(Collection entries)
* * *

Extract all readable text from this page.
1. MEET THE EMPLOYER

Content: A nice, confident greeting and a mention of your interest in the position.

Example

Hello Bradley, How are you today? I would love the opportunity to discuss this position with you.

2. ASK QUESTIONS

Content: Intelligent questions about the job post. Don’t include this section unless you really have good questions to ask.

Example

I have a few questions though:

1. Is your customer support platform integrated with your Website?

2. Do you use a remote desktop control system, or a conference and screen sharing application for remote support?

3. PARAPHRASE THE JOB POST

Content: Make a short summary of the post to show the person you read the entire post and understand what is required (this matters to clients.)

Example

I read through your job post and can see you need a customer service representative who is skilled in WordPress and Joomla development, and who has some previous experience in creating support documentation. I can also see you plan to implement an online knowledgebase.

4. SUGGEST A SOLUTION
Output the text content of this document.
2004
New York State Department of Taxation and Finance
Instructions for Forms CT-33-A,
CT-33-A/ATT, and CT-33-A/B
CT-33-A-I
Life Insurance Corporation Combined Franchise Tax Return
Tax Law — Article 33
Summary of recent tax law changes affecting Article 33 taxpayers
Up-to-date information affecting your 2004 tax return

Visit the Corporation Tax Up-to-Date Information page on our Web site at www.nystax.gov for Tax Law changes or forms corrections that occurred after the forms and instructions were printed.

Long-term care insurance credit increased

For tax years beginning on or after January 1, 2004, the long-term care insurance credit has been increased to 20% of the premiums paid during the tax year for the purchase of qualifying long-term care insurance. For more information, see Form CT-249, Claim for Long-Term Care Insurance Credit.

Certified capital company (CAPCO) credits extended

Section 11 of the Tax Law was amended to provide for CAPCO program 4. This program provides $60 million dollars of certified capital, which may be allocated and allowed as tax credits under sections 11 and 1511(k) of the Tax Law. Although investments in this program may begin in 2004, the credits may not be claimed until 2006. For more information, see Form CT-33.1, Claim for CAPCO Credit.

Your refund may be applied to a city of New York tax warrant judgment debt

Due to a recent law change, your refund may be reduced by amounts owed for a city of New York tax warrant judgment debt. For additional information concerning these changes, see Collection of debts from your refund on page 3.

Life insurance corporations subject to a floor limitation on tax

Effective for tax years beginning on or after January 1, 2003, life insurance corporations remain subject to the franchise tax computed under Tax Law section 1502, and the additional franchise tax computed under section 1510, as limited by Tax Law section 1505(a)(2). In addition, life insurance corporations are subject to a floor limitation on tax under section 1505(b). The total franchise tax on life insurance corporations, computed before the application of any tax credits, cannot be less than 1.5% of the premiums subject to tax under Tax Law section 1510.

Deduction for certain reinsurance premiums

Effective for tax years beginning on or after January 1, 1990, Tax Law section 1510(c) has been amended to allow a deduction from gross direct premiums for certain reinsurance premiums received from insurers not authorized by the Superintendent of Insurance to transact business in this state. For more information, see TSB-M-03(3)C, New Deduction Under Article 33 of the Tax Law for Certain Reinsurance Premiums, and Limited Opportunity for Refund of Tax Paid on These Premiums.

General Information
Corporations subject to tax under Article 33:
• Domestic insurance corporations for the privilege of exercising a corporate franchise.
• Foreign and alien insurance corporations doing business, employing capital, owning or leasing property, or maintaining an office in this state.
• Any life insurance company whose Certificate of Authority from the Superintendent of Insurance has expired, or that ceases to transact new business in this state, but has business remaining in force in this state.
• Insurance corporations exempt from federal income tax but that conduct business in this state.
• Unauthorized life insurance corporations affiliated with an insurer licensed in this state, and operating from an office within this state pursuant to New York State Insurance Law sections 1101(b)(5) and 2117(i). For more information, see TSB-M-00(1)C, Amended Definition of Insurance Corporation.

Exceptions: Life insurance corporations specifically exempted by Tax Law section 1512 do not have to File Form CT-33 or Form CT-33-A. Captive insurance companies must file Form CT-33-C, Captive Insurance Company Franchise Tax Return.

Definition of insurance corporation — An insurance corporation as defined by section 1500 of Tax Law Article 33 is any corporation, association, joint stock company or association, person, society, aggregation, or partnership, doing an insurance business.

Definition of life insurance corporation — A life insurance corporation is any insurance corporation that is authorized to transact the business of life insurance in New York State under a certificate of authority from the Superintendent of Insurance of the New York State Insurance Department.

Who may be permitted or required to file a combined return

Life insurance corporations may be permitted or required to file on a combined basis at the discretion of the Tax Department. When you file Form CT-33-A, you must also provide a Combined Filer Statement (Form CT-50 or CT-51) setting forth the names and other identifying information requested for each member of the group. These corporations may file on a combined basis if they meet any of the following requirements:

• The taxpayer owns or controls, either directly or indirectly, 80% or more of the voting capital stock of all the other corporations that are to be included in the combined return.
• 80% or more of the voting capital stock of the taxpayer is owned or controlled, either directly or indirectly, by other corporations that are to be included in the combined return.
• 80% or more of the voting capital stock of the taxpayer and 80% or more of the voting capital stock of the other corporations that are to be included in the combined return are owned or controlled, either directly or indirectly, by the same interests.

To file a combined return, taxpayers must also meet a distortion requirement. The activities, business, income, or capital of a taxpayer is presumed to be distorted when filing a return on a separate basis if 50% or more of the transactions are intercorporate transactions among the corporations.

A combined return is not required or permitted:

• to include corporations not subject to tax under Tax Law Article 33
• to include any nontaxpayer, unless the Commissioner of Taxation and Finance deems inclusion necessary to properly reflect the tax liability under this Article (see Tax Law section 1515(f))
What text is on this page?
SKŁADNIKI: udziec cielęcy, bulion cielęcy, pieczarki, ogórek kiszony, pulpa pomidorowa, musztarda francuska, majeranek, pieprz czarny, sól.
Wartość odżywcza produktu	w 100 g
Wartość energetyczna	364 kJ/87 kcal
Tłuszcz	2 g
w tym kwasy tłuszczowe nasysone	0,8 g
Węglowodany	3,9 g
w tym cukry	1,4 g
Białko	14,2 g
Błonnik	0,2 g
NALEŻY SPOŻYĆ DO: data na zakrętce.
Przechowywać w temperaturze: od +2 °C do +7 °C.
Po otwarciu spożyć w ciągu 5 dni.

* * *

* [STATED GOAL]: Select every line above that contains the word "controlled", and copy it.

* [EXERCISE OUTPUT]:
• 80% or more of the voting capital stock of the taxpayer is owned or controlled, either directly or indirectly, by other corporations that are to be included in the combined return.
• 80% or more of the voting capital stock of the taxpayer and 80% or more of the voting capital stock of the other corporations that are to be included in the combined return are owned or controlled, either directly or indirectly, by the same interests.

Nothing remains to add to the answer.